* **Exercise objective**:
List all lines of the data containing the word "name".

* **The data**:
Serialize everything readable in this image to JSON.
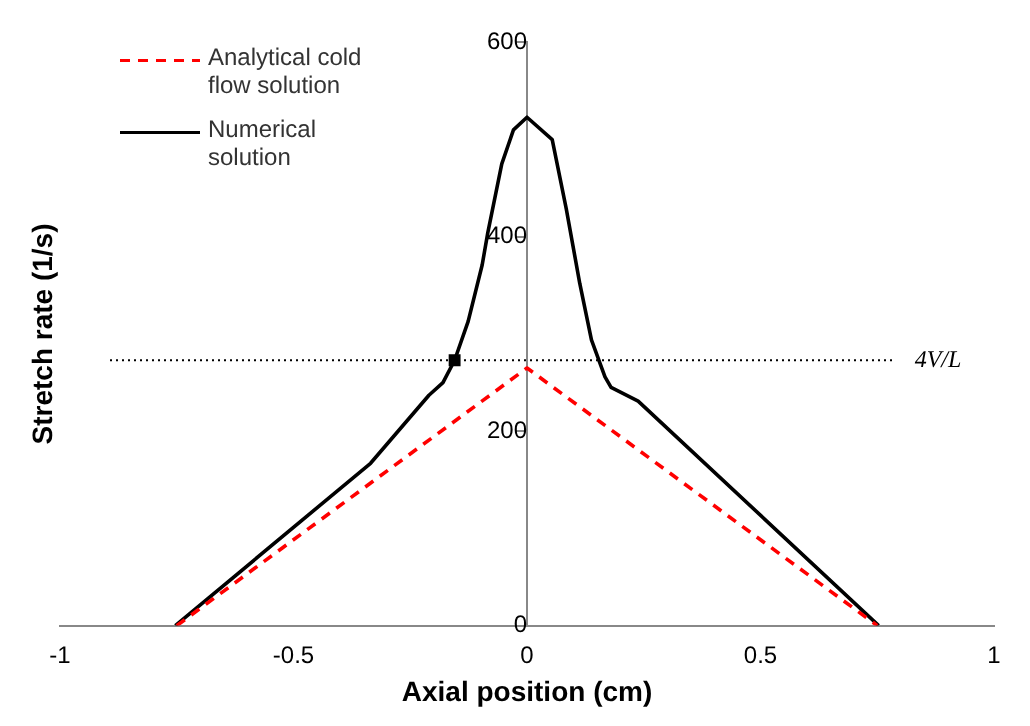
{
  "chart_data": {
    "type": "line",
    "xlabel": "Axial position (cm)",
    "ylabel": "Stretch rate (1/s)",
    "xlim": [
      -1,
      1
    ],
    "xticks": [
      -1,
      -0.5,
      0,
      0.5,
      1
    ],
    "ylim": [
      0,
      600
    ],
    "yticks": [
      0,
      200,
      400,
      600
    ],
    "grid": false,
    "legend": "top left",
    "marker": "none",
    "series": [
      {
        "name": "Analytical cold flow solution",
        "color": "#ff0000",
        "line_style": "dashed",
        "x": [
          -0.75,
          0,
          0.75
        ],
        "values": [
          0,
          265,
          0
        ]
      },
      {
        "name": "Numerical solution",
        "color": "#000000",
        "line_style": "solid",
        "x": [
          -0.753,
          -0.335,
          -0.21,
          -0.18,
          -0.155,
          -0.126,
          -0.096,
          -0.084,
          -0.054,
          -0.029,
          0,
          0.054,
          0.084,
          0.113,
          0.138,
          0.167,
          0.18,
          0.238,
          0.753
        ],
        "values": [
          0,
          167,
          237,
          250,
          273,
          313,
          371,
          404,
          475,
          510,
          523,
          500,
          429,
          352,
          294,
          256,
          245,
          231,
          0
        ]
      },
      {
        "type": "scatter",
        "color": "#000000",
        "marker": "square",
        "x": [
          -0.155
        ],
        "values": [
          273
        ]
      }
    ],
    "ref_lines": [
      {
        "axis": "y",
        "value": 273,
        "label": "4V/L",
        "color": "#000000",
        "line_style": "dotted"
      }
    ]
  }
}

* **Exercise output**:
        "name": "Analytical cold flow solution",
        "name": "Numerical solution",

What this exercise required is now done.